Stored entries
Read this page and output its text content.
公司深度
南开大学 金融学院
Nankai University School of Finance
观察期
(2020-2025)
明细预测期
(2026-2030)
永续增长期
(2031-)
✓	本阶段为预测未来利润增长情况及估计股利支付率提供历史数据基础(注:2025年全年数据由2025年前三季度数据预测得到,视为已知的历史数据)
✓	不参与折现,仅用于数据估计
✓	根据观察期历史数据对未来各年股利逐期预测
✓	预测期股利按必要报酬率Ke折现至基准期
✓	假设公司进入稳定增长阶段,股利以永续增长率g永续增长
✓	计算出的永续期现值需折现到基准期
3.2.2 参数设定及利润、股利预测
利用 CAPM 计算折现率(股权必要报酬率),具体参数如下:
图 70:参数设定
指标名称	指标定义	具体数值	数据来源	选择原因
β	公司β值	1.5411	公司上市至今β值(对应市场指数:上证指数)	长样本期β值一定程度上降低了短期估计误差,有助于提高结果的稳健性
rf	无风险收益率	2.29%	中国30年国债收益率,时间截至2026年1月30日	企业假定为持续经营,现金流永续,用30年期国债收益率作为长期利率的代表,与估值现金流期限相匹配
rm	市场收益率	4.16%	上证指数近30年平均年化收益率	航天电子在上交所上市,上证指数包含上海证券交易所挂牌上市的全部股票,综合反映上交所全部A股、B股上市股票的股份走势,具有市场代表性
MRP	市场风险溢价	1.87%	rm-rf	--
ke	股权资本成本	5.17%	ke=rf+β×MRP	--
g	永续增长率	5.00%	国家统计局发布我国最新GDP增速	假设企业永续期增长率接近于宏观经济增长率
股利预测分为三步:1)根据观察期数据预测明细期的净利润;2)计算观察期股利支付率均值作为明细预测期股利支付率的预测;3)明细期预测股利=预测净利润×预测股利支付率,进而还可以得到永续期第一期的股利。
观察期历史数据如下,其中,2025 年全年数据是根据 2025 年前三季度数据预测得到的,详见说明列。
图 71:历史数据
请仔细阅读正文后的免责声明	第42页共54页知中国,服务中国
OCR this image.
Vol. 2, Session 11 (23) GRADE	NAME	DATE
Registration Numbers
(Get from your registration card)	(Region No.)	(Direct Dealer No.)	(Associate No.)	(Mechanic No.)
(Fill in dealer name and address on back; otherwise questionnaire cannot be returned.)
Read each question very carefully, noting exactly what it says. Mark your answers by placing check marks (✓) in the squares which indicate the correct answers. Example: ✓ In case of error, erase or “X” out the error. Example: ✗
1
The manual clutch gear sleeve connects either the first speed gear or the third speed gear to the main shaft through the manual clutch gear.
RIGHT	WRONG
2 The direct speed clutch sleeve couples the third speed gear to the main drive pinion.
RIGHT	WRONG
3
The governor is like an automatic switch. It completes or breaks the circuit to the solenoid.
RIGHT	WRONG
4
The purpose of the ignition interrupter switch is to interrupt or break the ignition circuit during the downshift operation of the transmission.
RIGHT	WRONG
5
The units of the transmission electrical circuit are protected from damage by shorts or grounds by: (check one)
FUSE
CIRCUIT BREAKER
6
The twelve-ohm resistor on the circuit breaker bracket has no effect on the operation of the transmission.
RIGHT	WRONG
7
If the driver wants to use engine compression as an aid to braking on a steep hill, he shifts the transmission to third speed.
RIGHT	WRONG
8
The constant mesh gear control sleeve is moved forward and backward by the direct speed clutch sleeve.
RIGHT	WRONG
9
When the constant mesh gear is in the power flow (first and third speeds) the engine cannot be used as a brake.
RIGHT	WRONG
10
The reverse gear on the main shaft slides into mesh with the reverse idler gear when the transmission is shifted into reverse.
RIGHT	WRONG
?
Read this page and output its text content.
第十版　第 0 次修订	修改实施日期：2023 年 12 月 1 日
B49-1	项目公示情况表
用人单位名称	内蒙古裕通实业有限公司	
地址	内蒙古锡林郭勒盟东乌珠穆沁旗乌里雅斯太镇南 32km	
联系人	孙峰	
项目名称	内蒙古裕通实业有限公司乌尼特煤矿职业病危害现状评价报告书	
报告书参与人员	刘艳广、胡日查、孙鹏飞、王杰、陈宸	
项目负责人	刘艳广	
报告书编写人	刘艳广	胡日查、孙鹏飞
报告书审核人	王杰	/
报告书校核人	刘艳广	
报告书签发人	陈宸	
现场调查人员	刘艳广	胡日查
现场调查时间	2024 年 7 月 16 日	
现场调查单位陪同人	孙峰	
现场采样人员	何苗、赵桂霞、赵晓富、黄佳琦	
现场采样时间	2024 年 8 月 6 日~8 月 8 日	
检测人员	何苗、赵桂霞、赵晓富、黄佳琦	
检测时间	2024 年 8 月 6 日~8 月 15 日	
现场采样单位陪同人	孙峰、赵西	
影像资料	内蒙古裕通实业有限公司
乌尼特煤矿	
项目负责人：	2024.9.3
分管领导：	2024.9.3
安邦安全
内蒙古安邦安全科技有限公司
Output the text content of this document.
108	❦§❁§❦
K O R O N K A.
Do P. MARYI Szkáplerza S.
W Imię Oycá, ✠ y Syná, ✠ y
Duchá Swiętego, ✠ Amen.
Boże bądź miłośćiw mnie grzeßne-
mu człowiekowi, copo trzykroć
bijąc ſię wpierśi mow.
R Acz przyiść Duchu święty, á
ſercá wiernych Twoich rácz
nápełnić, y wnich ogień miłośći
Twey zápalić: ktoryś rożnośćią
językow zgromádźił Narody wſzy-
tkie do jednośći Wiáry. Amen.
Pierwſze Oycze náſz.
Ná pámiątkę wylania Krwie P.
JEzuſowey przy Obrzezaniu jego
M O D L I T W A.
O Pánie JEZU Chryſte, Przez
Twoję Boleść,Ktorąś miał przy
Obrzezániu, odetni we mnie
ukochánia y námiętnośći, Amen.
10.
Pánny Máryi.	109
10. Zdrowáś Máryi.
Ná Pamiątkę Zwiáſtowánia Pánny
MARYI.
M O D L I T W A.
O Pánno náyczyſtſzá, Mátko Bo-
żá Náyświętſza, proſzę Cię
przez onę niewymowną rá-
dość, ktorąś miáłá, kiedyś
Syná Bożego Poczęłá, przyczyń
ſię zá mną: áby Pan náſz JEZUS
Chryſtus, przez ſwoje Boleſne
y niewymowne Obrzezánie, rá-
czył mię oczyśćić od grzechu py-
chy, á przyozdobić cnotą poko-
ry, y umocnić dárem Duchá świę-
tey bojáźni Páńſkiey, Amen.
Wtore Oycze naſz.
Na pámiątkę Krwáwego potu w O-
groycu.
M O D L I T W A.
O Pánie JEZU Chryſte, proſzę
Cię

▸ GIVEN REQUEST
Find the lines with the string "this" and reproduce them.

▸ CORRECT RESULT
Read this page and output its text content.
OCR this image.
Read this page and output its text content.
Output the text content of this document.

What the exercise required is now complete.